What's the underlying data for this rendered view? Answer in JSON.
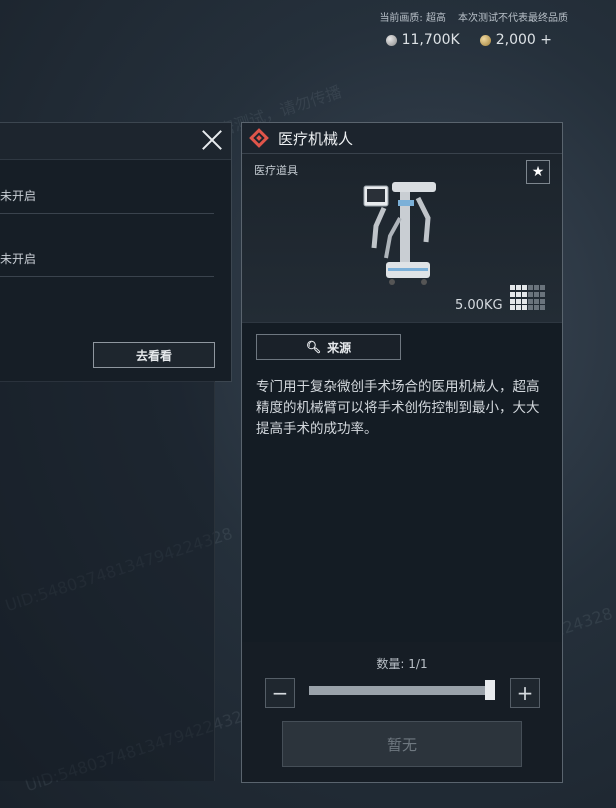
{
  "hud": {
    "quality_label": "当前画质:",
    "quality_value": "超高",
    "test_notice": "本次测试不代表最终品质",
    "currency": [
      {
        "icon": "silver-coin-icon",
        "value": "11,700K"
      },
      {
        "icon": "gold-coin-icon",
        "value": "2,000 +"
      }
    ]
  },
  "left_panel": {
    "rows": [
      {
        "label": "未开启"
      },
      {
        "label": "未开启"
      }
    ],
    "go_button": "去看看"
  },
  "item": {
    "title": "医疗机械人",
    "category": "医疗道具",
    "weight": "5.00KG",
    "source_button": "来源",
    "description": "专门用于复杂微创手术场合的医用机械人，超高精度的机械臂可以将手术创伤控制到最小，大大提高手术的成功率。",
    "accent_color": "#e0554a"
  },
  "quantity": {
    "label": "数量: 1/1",
    "current": 1,
    "max": 1,
    "confirm_button": "暂无"
  },
  "watermark": {
    "line1": "保密测试，请勿传播",
    "line2": "UID:54803748134794224328"
  }
}
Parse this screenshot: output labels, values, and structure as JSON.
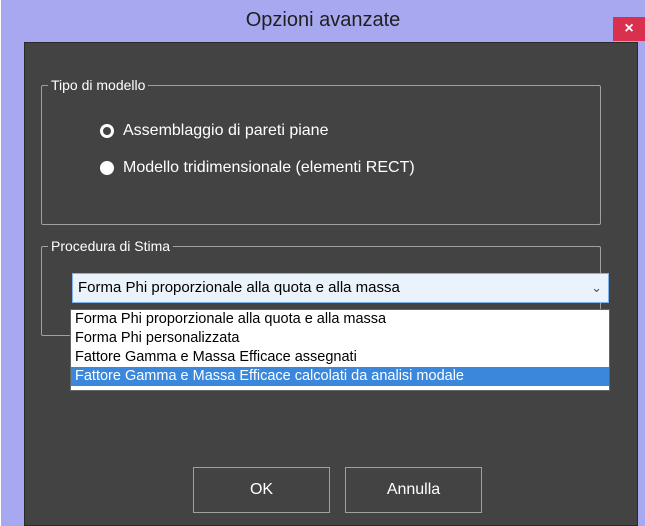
------------------------------------
▶ _YOUR TASK_
Without the pictures, transcribe the listing above exactly.

▶ _RESULT_
What's the underlying data for this rendered view? Answer in JSON.
{
  "hud": {
    "quality_label": "当前画质:",
    "quality_value": "超高",
    "test_notice": "本次测试不代表最终品质",
    "currency": [
      {
        "icon": "silver-coin-icon",
        "value": "11,700K"
      },
      {
        "icon": "gold-coin-icon",
        "value": "2,000 +"
      }
    ]
  },
  "left_panel": {
    "rows": [
      {
        "label": "未开启"
      },
      {
        "label": "未开启"
      }
    ],
    "go_button": "去看看"
  },
  "item": {
    "title": "医疗机械人",
    "category": "医疗道具",
    "weight": "5.00KG",
    "source_button": "来源",
    "description": "专门用于复杂微创手术场合的医用机械人，超高精度的机械臂可以将手术创伤控制到最小，大大提高手术的成功率。",
    "accent_color": "#e0554a"
  },
  "quantity": {
    "label": "数量: 1/1",
    "current": 1,
    "max": 1,
    "confirm_button": "暂无"
  },
  "watermark": {
    "line1": "保密测试，请勿传播",
    "line2": "UID:54803748134794224328"
  }
}
Parse this screenshot: output labels, values, and structure as JSON.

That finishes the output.